*STORED RECORDS*:
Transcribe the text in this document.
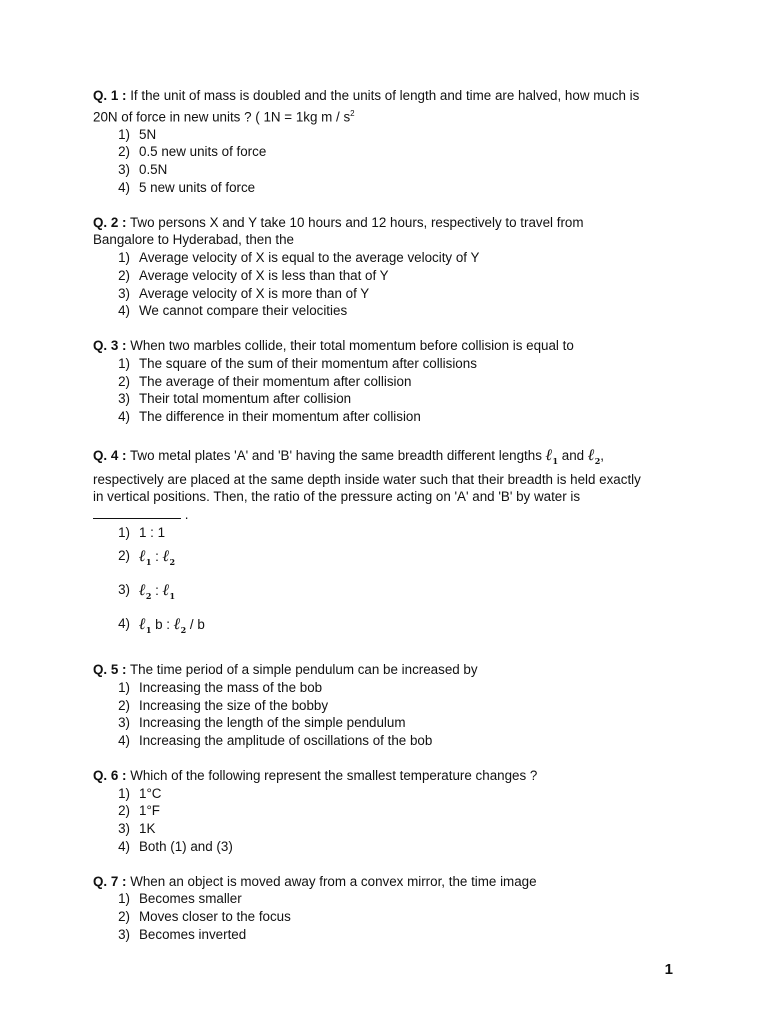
Q. 1 : If the unit of mass is doubled and the units of length and time are halved, how much is
20N of force in new units ? ( 1N = 1kg m / $s^2$
1) 5N
2) 0.5 new units of force
3) 0.5N
4) 5 new units of force
Q. 2 : Two persons X and Y take 10 hours and 12 hours, respectively to travel from
Bangalore to Hyderabad, then the
1) Average velocity of X is equal to the average velocity of Y
2) Average velocity of X is less than that of Y
3) Average velocity of X is more than of Y
4) We cannot compare their velocities
Q. 3 : When two marbles collide, their total momentum before collision is equal to
1) The square of the sum of their momentum after collisions
2) The average of their momentum after collision
3) Their total momentum after collision
4) The difference in their momentum after collision
Q. 4 : Two metal plates 'A' and 'B' having the same breadth different lengths ℓ$_1$ and ℓ$_2$,
respectively are placed at the same depth inside water such that their breadth is held exactly
in vertical positions. Then, the ratio of the pressure acting on 'A' and 'B' by water is
.
1) 1 : 1
2) ℓ$_1$ : ℓ$_2$
3) ℓ$_2$ : ℓ$_1$
4) ℓ$_1$ b : ℓ$_2$ / b
Q. 5 : The time period of a simple pendulum can be increased by
1) Increasing the mass of the bob
2) Increasing the size of the bobby
3) Increasing the length of the simple pendulum
4) Increasing the amplitude of oscillations of the bob
Q. 6 : Which of the following represent the smallest temperature changes ?
1) 1°C
2) 1°F
3) 1K
4) Both (1) and (3)
Q. 7 : When an object is moved away from a convex mirror, the time image
1) Becomes smaller
2) Moves closer to the focus
3) Becomes inverted
1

*PROBLEM REQUIREMENTS*: Across the entries above, how many lines contain "mass"? Provide only the count.

*THE COMPLETED TASK*: 2